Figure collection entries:
+---+
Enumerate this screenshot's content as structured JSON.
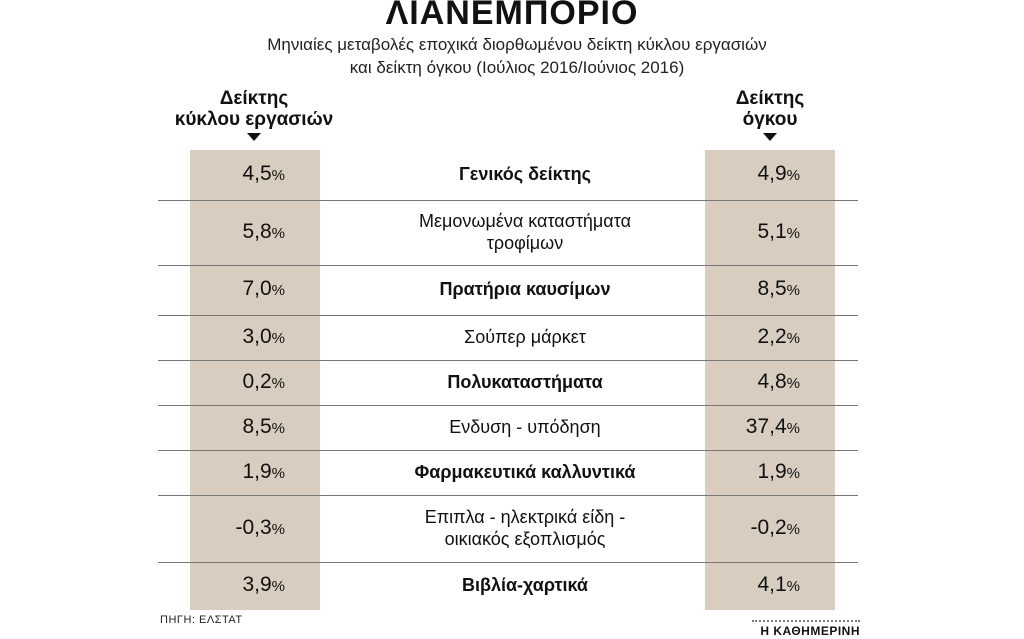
{
  "header": {
    "title": "ΛΙΑΝΕΜΠΟΡΙΟ",
    "subtitle_line1": "Μηνιαίες μεταβολές εποχικά διορθωμένου δείκτη κύκλου εργασιών",
    "subtitle_line2": "και δείκτη όγκου (Ιούλιος 2016/Ιούνιος 2016)"
  },
  "columns": {
    "left_header_line1": "Δείκτης",
    "left_header_line2": "κύκλου εργασιών",
    "right_header_line1": "Δείκτης",
    "right_header_line2": "όγκου"
  },
  "colors": {
    "band": "#d8cdbe",
    "separator": "#777777"
  },
  "chart_data": {
    "type": "table",
    "title": "ΛΙΑΝΕΜΠΟΡΙΟ",
    "columns": [
      "Δείκτης κύκλου εργασιών",
      "",
      "Δείκτης όγκου"
    ],
    "unit": "%",
    "rows": [
      {
        "label_lines": [
          "Γενικός δείκτης"
        ],
        "bold": true,
        "turnover": "4,5",
        "volume": "4,9"
      },
      {
        "label_lines": [
          "Μεμονωμένα καταστήματα",
          "τροφίμων"
        ],
        "bold": false,
        "turnover": "5,8",
        "volume": "5,1"
      },
      {
        "label_lines": [
          "Πρατήρια καυσίμων"
        ],
        "bold": true,
        "turnover": "7,0",
        "volume": "8,5"
      },
      {
        "label_lines": [
          "Σούπερ μάρκετ"
        ],
        "bold": false,
        "turnover": "3,0",
        "volume": "2,2"
      },
      {
        "label_lines": [
          "Πολυκαταστήματα"
        ],
        "bold": true,
        "turnover": "0,2",
        "volume": "4,8"
      },
      {
        "label_lines": [
          "Ενδυση - υπόδηση"
        ],
        "bold": false,
        "turnover": "8,5",
        "volume": "37,4"
      },
      {
        "label_lines": [
          "Φαρμακευτικά καλλυντικά"
        ],
        "bold": true,
        "turnover": "1,9",
        "volume": "1,9"
      },
      {
        "label_lines": [
          "Επιπλα - ηλεκτρικά είδη -",
          "οικιακός εξοπλισμός"
        ],
        "bold": false,
        "turnover": "-0,3",
        "volume": "-0,2"
      },
      {
        "label_lines": [
          "Βιβλία-χαρτικά"
        ],
        "bold": true,
        "turnover": "3,9",
        "volume": "4,1"
      }
    ]
  },
  "footer": {
    "source": "ΠΗΓΗ: ΕΛΣΤΑΤ",
    "brand": "Η ΚΑΘΗΜΕΡΙΝΗ"
  }
}
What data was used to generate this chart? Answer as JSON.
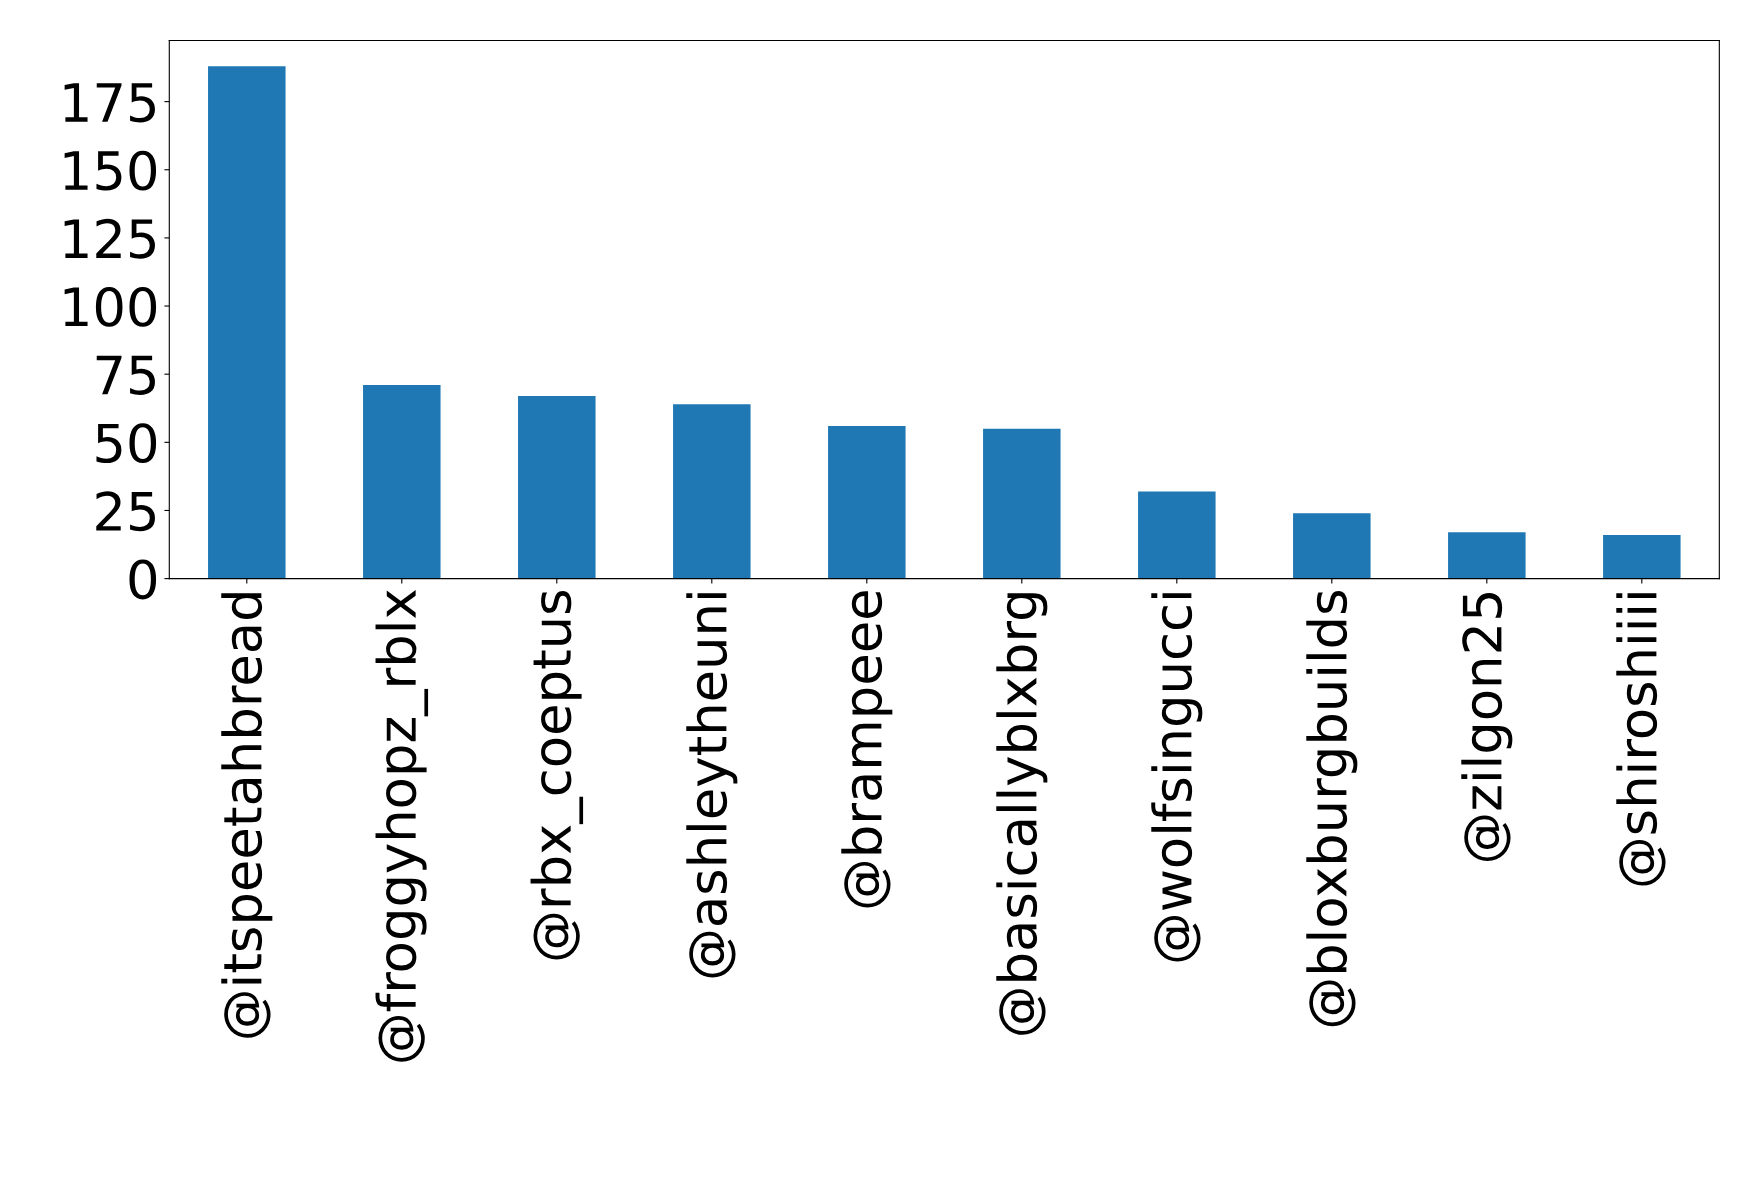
{
  "chart_data": {
    "type": "bar",
    "categories": [
      "@itspeetahbread",
      "@froggyhopz_rblx",
      "@rbx_coeptus",
      "@ashleytheuni",
      "@brampeee",
      "@basicallyblxbrg",
      "@wolfsingucci",
      "@bloxburgbuilds",
      "@zilgon25",
      "@shiroshiiii"
    ],
    "values": [
      188,
      71,
      67,
      64,
      56,
      55,
      32,
      24,
      17,
      16
    ],
    "color": "#1f77b4",
    "ylim": [
      0,
      197.4
    ],
    "yticks": [
      0,
      25,
      50,
      75,
      100,
      125,
      150,
      175
    ],
    "grid": false,
    "legend": false
  }
}
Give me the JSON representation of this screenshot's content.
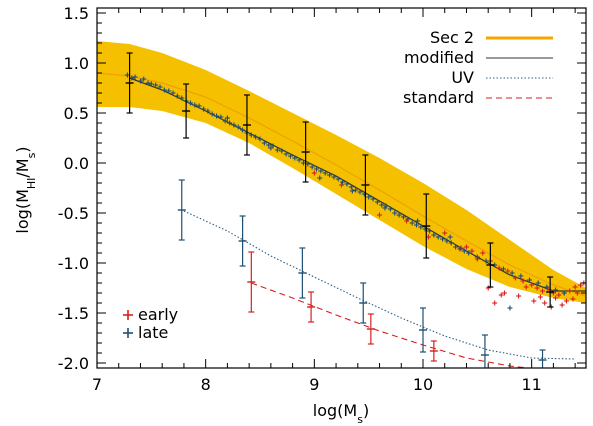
+---+
* _INSTRUCTIONS TO FOLLOW_: Print out the whole of the material word for word, without pictures.

* _RESPONSE_:
Enumerate this screenshot's content as structured JSON.
{
  "header": {
    "title": "ΛΙΑΝΕΜΠΟΡΙΟ",
    "subtitle_line1": "Μηνιαίες μεταβολές εποχικά διορθωμένου δείκτη κύκλου εργασιών",
    "subtitle_line2": "και δείκτη όγκου (Ιούλιος 2016/Ιούνιος 2016)"
  },
  "columns": {
    "left_header_line1": "Δείκτης",
    "left_header_line2": "κύκλου εργασιών",
    "right_header_line1": "Δείκτης",
    "right_header_line2": "όγκου"
  },
  "colors": {
    "band": "#d8cdbe",
    "separator": "#777777"
  },
  "chart_data": {
    "type": "table",
    "title": "ΛΙΑΝΕΜΠΟΡΙΟ",
    "columns": [
      "Δείκτης κύκλου εργασιών",
      "",
      "Δείκτης όγκου"
    ],
    "unit": "%",
    "rows": [
      {
        "label_lines": [
          "Γενικός δείκτης"
        ],
        "bold": true,
        "turnover": "4,5",
        "volume": "4,9"
      },
      {
        "label_lines": [
          "Μεμονωμένα καταστήματα",
          "τροφίμων"
        ],
        "bold": false,
        "turnover": "5,8",
        "volume": "5,1"
      },
      {
        "label_lines": [
          "Πρατήρια καυσίμων"
        ],
        "bold": true,
        "turnover": "7,0",
        "volume": "8,5"
      },
      {
        "label_lines": [
          "Σούπερ μάρκετ"
        ],
        "bold": false,
        "turnover": "3,0",
        "volume": "2,2"
      },
      {
        "label_lines": [
          "Πολυκαταστήματα"
        ],
        "bold": true,
        "turnover": "0,2",
        "volume": "4,8"
      },
      {
        "label_lines": [
          "Ενδυση - υπόδηση"
        ],
        "bold": false,
        "turnover": "8,5",
        "volume": "37,4"
      },
      {
        "label_lines": [
          "Φαρμακευτικά καλλυντικά"
        ],
        "bold": true,
        "turnover": "1,9",
        "volume": "1,9"
      },
      {
        "label_lines": [
          "Επιπλα - ηλεκτρικά είδη -",
          "οικιακός εξοπλισμός"
        ],
        "bold": false,
        "turnover": "-0,3",
        "volume": "-0,2"
      },
      {
        "label_lines": [
          "Βιβλία-χαρτικά"
        ],
        "bold": true,
        "turnover": "3,9",
        "volume": "4,1"
      }
    ]
  },
  "footer": {
    "source": "ΠΗΓΗ: ΕΛΣΤΑΤ",
    "brand": "Η ΚΑΘΗΜΕΡΙΝΗ"
  }
}
What data was used to generate this chart? Answer as JSON.
{
  "chart_data": {
    "type": "bar",
    "categories": [
      "@itspeetahbread",
      "@froggyhopz_rblx",
      "@rbx_coeptus",
      "@ashleytheuni",
      "@brampeee",
      "@basicallyblxbrg",
      "@wolfsingucci",
      "@bloxburgbuilds",
      "@zilgon25",
      "@shiroshiiii"
    ],
    "values": [
      188,
      71,
      67,
      64,
      56,
      55,
      32,
      24,
      17,
      16
    ],
    "color": "#1f77b4",
    "ylim": [
      0,
      197.4
    ],
    "yticks": [
      0,
      25,
      50,
      75,
      100,
      125,
      150,
      175
    ],
    "grid": false,
    "legend": false
  }
}
Give me the JSON representation of this screenshot's content.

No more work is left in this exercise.